[START DATA SHOWN]

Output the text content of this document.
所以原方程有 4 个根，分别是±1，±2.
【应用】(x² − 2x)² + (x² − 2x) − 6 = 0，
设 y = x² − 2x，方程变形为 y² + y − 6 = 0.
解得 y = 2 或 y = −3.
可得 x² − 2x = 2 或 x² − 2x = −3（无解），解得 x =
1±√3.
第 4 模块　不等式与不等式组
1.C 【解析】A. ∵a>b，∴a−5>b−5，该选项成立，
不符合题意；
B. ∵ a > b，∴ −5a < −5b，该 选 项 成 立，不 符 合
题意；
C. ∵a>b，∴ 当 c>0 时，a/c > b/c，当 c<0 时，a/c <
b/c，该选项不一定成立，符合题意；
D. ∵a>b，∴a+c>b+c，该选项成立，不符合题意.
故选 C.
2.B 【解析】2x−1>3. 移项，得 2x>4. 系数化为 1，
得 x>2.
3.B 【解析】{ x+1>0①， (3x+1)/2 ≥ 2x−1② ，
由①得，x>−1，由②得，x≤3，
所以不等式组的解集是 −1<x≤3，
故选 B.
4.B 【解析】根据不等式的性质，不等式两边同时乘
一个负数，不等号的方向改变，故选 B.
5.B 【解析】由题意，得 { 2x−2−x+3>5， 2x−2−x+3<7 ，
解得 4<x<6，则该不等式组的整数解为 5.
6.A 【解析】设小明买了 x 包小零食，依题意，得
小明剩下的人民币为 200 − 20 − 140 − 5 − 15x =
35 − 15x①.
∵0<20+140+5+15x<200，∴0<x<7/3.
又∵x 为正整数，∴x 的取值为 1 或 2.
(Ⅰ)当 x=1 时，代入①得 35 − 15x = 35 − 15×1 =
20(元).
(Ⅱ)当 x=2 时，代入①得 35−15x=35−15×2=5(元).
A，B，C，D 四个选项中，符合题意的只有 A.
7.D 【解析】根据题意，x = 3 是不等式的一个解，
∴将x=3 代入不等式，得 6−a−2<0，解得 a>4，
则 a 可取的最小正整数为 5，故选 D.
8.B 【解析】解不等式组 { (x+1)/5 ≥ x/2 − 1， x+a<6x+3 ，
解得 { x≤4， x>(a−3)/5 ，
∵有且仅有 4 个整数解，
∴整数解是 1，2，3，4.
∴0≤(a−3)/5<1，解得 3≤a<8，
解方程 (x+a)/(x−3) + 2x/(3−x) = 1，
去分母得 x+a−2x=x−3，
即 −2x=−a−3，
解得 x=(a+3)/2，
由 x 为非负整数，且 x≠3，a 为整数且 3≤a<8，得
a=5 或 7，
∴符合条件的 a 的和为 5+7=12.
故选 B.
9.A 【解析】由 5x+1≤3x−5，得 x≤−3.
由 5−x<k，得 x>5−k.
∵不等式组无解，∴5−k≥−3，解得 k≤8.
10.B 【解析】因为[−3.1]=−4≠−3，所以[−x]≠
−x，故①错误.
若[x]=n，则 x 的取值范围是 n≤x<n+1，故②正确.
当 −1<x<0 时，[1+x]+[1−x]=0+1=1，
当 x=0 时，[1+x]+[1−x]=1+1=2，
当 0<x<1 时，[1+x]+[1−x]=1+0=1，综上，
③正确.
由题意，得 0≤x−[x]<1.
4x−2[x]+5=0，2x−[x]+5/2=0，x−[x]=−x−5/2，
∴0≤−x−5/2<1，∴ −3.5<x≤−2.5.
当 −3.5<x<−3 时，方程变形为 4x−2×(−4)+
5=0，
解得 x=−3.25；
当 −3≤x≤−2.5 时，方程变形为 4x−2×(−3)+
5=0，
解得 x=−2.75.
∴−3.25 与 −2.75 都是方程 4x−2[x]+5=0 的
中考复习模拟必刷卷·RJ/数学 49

[END DATA SHOWN]

● **AIM**:
Output all records verbatim.

● **THE SOLUTION**:
Output the text content of this document.
所以原方程有 4 个根，分别是±1，±2.
【应用】(x² − 2x)² + (x² − 2x) − 6 = 0，
设 y = x² − 2x，方程变形为 y² + y − 6 = 0.
解得 y = 2 或 y = −3.
可得 x² − 2x = 2 或 x² − 2x = −3（无解），解得 x =
1±√3.
第 4 模块　不等式与不等式组
1.C 【解析】A. ∵a>b，∴a−5>b−5，该选项成立，
不符合题意；
B. ∵ a > b，∴ −5a < −5b，该 选 项 成 立，不 符 合
题意；
C. ∵a>b，∴ 当 c>0 时，a/c > b/c，当 c<0 时，a/c <
b/c，该选项不一定成立，符合题意；
D. ∵a>b，∴a+c>b+c，该选项成立，不符合题意.
故选 C.
2.B 【解析】2x−1>3. 移项，得 2x>4. 系数化为 1，
得 x>2.
3.B 【解析】{ x+1>0①， (3x+1)/2 ≥ 2x−1② ，
由①得，x>−1，由②得，x≤3，
所以不等式组的解集是 −1<x≤3，
故选 B.
4.B 【解析】根据不等式的性质，不等式两边同时乘
一个负数，不等号的方向改变，故选 B.
5.B 【解析】由题意，得 { 2x−2−x+3>5， 2x−2−x+3<7 ，
解得 4<x<6，则该不等式组的整数解为 5.
6.A 【解析】设小明买了 x 包小零食，依题意，得
小明剩下的人民币为 200 − 20 − 140 − 5 − 15x =
35 − 15x①.
∵0<20+140+5+15x<200，∴0<x<7/3.
又∵x 为正整数，∴x 的取值为 1 或 2.
(Ⅰ)当 x=1 时，代入①得 35 − 15x = 35 − 15×1 =
20(元).
(Ⅱ)当 x=2 时，代入①得 35−15x=35−15×2=5(元).
A，B，C，D 四个选项中，符合题意的只有 A.
7.D 【解析】根据题意，x = 3 是不等式的一个解，
∴将x=3 代入不等式，得 6−a−2<0，解得 a>4，
则 a 可取的最小正整数为 5，故选 D.
8.B 【解析】解不等式组 { (x+1)/5 ≥ x/2 − 1， x+a<6x+3 ，
解得 { x≤4， x>(a−3)/5 ，
∵有且仅有 4 个整数解，
∴整数解是 1，2，3，4.
∴0≤(a−3)/5<1，解得 3≤a<8，
解方程 (x+a)/(x−3) + 2x/(3−x) = 1，
去分母得 x+a−2x=x−3，
即 −2x=−a−3，
解得 x=(a+3)/2，
由 x 为非负整数，且 x≠3，a 为整数且 3≤a<8，得
a=5 或 7，
∴符合条件的 a 的和为 5+7=12.
故选 B.
9.A 【解析】由 5x+1≤3x−5，得 x≤−3.
由 5−x<k，得 x>5−k.
∵不等式组无解，∴5−k≥−3，解得 k≤8.
10.B 【解析】因为[−3.1]=−4≠−3，所以[−x]≠
−x，故①错误.
若[x]=n，则 x 的取值范围是 n≤x<n+1，故②正确.
当 −1<x<0 时，[1+x]+[1−x]=0+1=1，
当 x=0 时，[1+x]+[1−x]=1+1=2，
当 0<x<1 时，[1+x]+[1−x]=1+0=1，综上，
③正确.
由题意，得 0≤x−[x]<1.
4x−2[x]+5=0，2x−[x]+5/2=0，x−[x]=−x−5/2，
∴0≤−x−5/2<1，∴ −3.5<x≤−2.5.
当 −3.5<x<−3 时，方程变形为 4x−2×(−4)+
5=0，
解得 x=−3.25；
当 −3≤x≤−2.5 时，方程变形为 4x−2×(−3)+
5=0，
解得 x=−2.75.
∴−3.25 与 −2.75 都是方程 4x−2[x]+5=0 的
中考复习模拟必刷卷·RJ/数学 49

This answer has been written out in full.